━━━ LISTING ━━━

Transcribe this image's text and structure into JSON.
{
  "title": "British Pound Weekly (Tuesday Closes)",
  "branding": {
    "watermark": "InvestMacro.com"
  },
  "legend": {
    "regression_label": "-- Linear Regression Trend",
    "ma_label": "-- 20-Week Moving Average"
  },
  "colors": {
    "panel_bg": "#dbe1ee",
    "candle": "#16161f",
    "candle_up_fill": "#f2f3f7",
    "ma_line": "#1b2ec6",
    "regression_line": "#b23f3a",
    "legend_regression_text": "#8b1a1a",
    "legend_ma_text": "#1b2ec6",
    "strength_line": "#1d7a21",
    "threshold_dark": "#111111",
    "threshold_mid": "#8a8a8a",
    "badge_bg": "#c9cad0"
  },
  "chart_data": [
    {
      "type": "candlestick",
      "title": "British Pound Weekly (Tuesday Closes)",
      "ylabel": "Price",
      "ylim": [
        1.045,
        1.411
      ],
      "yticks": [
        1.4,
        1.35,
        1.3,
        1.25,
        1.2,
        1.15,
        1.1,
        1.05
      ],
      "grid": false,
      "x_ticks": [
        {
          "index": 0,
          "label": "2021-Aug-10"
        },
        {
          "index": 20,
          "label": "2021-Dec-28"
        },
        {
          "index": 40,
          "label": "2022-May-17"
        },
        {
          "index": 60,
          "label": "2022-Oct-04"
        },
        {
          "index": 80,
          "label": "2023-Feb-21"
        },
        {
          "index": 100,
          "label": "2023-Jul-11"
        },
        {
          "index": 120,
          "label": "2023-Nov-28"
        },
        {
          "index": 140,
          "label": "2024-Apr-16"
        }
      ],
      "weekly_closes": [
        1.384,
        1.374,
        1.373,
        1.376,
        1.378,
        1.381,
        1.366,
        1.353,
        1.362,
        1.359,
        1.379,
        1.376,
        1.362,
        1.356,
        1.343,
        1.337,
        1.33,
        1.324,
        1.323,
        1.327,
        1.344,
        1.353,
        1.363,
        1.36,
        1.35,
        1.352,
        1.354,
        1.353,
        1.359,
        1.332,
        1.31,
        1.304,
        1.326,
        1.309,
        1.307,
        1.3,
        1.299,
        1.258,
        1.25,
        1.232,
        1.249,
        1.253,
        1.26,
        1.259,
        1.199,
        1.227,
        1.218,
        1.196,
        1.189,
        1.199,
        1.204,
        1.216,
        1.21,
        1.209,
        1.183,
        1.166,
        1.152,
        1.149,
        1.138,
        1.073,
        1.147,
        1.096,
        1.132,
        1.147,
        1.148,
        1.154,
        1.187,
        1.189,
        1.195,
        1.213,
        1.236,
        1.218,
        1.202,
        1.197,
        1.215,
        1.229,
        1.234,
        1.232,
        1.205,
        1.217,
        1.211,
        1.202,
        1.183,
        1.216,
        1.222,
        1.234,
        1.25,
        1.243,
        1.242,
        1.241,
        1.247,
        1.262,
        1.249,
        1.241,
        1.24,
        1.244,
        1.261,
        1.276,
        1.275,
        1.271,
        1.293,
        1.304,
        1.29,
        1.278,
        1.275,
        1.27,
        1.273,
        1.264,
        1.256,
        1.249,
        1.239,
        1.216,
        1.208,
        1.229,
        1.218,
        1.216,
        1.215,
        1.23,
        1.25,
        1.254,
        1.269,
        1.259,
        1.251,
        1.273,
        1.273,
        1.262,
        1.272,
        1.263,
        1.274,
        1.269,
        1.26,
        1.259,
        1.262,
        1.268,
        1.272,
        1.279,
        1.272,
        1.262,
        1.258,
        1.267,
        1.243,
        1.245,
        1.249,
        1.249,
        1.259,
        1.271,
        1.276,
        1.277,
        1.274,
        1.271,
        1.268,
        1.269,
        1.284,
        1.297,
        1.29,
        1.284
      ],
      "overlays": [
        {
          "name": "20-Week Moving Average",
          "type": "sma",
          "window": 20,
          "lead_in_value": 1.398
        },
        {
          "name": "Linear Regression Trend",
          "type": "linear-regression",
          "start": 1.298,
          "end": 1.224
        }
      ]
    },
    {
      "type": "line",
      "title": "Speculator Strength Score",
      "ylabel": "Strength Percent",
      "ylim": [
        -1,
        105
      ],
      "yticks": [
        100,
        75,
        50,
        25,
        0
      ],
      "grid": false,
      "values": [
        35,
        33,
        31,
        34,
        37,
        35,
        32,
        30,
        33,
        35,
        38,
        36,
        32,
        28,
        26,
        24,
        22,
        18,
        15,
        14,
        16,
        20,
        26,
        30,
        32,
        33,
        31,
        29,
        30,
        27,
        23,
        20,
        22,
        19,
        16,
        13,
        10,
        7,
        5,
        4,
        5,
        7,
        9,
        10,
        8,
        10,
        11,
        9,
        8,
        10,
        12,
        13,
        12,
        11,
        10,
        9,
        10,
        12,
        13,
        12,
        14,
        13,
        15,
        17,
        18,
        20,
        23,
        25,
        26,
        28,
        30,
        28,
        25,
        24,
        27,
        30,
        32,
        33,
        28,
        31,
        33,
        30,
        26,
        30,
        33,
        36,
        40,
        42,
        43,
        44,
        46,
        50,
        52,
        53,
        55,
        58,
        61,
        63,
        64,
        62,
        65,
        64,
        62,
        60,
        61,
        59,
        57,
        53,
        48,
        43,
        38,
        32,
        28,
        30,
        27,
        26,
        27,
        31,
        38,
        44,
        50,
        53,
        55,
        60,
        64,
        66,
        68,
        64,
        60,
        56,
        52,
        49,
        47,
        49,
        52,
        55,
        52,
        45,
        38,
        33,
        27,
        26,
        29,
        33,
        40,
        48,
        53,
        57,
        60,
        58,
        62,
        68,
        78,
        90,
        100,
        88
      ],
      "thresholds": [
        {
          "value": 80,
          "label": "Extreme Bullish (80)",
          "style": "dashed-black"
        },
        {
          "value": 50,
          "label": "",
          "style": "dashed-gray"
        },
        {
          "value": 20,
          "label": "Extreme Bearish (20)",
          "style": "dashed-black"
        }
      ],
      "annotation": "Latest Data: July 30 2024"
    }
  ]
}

━━━

### EXERCISE DIRECTIONS
Reproduce the data, keeping every line exactly the same.

### ANSWER IN FULL
Transcribe this image's text and structure into JSON.
{
  "title": "British Pound Weekly (Tuesday Closes)",
  "branding": {
    "watermark": "InvestMacro.com"
  },
  "legend": {
    "regression_label": "-- Linear Regression Trend",
    "ma_label": "-- 20-Week Moving Average"
  },
  "colors": {
    "panel_bg": "#dbe1ee",
    "candle": "#16161f",
    "candle_up_fill": "#f2f3f7",
    "ma_line": "#1b2ec6",
    "regression_line": "#b23f3a",
    "legend_regression_text": "#8b1a1a",
    "legend_ma_text": "#1b2ec6",
    "strength_line": "#1d7a21",
    "threshold_dark": "#111111",
    "threshold_mid": "#8a8a8a",
    "badge_bg": "#c9cad0"
  },
  "chart_data": [
    {
      "type": "candlestick",
      "title": "British Pound Weekly (Tuesday Closes)",
      "ylabel": "Price",
      "ylim": [
        1.045,
        1.411
      ],
      "yticks": [
        1.4,
        1.35,
        1.3,
        1.25,
        1.2,
        1.15,
        1.1,
        1.05
      ],
      "grid": false,
      "x_ticks": [
        {
          "index": 0,
          "label": "2021-Aug-10"
        },
        {
          "index": 20,
          "label": "2021-Dec-28"
        },
        {
          "index": 40,
          "label": "2022-May-17"
        },
        {
          "index": 60,
          "label": "2022-Oct-04"
        },
        {
          "index": 80,
          "label": "2023-Feb-21"
        },
        {
          "index": 100,
          "label": "2023-Jul-11"
        },
        {
          "index": 120,
          "label": "2023-Nov-28"
        },
        {
          "index": 140,
          "label": "2024-Apr-16"
        }
      ],
      "weekly_closes": [
        1.384,
        1.374,
        1.373,
        1.376,
        1.378,
        1.381,
        1.366,
        1.353,
        1.362,
        1.359,
        1.379,
        1.376,
        1.362,
        1.356,
        1.343,
        1.337,
        1.33,
        1.324,
        1.323,
        1.327,
        1.344,
        1.353,
        1.363,
        1.36,
        1.35,
        1.352,
        1.354,
        1.353,
        1.359,
        1.332,
        1.31,
        1.304,
        1.326,
        1.309,
        1.307,
        1.3,
        1.299,
        1.258,
        1.25,
        1.232,
        1.249,
        1.253,
        1.26,
        1.259,
        1.199,
        1.227,
        1.218,
        1.196,
        1.189,
        1.199,
        1.204,
        1.216,
        1.21,
        1.209,
        1.183,
        1.166,
        1.152,
        1.149,
        1.138,
        1.073,
        1.147,
        1.096,
        1.132,
        1.147,
        1.148,
        1.154,
        1.187,
        1.189,
        1.195,
        1.213,
        1.236,
        1.218,
        1.202,
        1.197,
        1.215,
        1.229,
        1.234,
        1.232,
        1.205,
        1.217,
        1.211,
        1.202,
        1.183,
        1.216,
        1.222,
        1.234,
        1.25,
        1.243,
        1.242,
        1.241,
        1.247,
        1.262,
        1.249,
        1.241,
        1.24,
        1.244,
        1.261,
        1.276,
        1.275,
        1.271,
        1.293,
        1.304,
        1.29,
        1.278,
        1.275,
        1.27,
        1.273,
        1.264,
        1.256,
        1.249,
        1.239,
        1.216,
        1.208,
        1.229,
        1.218,
        1.216,
        1.215,
        1.23,
        1.25,
        1.254,
        1.269,
        1.259,
        1.251,
        1.273,
        1.273,
        1.262,
        1.272,
        1.263,
        1.274,
        1.269,
        1.26,
        1.259,
        1.262,
        1.268,
        1.272,
        1.279,
        1.272,
        1.262,
        1.258,
        1.267,
        1.243,
        1.245,
        1.249,
        1.249,
        1.259,
        1.271,
        1.276,
        1.277,
        1.274,
        1.271,
        1.268,
        1.269,
        1.284,
        1.297,
        1.29,
        1.284
      ],
      "overlays": [
        {
          "name": "20-Week Moving Average",
          "type": "sma",
          "window": 20,
          "lead_in_value": 1.398
        },
        {
          "name": "Linear Regression Trend",
          "type": "linear-regression",
          "start": 1.298,
          "end": 1.224
        }
      ]
    },
    {
      "type": "line",
      "title": "Speculator Strength Score",
      "ylabel": "Strength Percent",
      "ylim": [
        -1,
        105
      ],
      "yticks": [
        100,
        75,
        50,
        25,
        0
      ],
      "grid": false,
      "values": [
        35,
        33,
        31,
        34,
        37,
        35,
        32,
        30,
        33,
        35,
        38,
        36,
        32,
        28,
        26,
        24,
        22,
        18,
        15,
        14,
        16,
        20,
        26,
        30,
        32,
        33,
        31,
        29,
        30,
        27,
        23,
        20,
        22,
        19,
        16,
        13,
        10,
        7,
        5,
        4,
        5,
        7,
        9,
        10,
        8,
        10,
        11,
        9,
        8,
        10,
        12,
        13,
        12,
        11,
        10,
        9,
        10,
        12,
        13,
        12,
        14,
        13,
        15,
        17,
        18,
        20,
        23,
        25,
        26,
        28,
        30,
        28,
        25,
        24,
        27,
        30,
        32,
        33,
        28,
        31,
        33,
        30,
        26,
        30,
        33,
        36,
        40,
        42,
        43,
        44,
        46,
        50,
        52,
        53,
        55,
        58,
        61,
        63,
        64,
        62,
        65,
        64,
        62,
        60,
        61,
        59,
        57,
        53,
        48,
        43,
        38,
        32,
        28,
        30,
        27,
        26,
        27,
        31,
        38,
        44,
        50,
        53,
        55,
        60,
        64,
        66,
        68,
        64,
        60,
        56,
        52,
        49,
        47,
        49,
        52,
        55,
        52,
        45,
        38,
        33,
        27,
        26,
        29,
        33,
        40,
        48,
        53,
        57,
        60,
        58,
        62,
        68,
        78,
        90,
        100,
        88
      ],
      "thresholds": [
        {
          "value": 80,
          "label": "Extreme Bullish (80)",
          "style": "dashed-black"
        },
        {
          "value": 50,
          "label": "",
          "style": "dashed-gray"
        },
        {
          "value": 20,
          "label": "Extreme Bearish (20)",
          "style": "dashed-black"
        }
      ],
      "annotation": "Latest Data: July 30 2024"
    }
  ]
}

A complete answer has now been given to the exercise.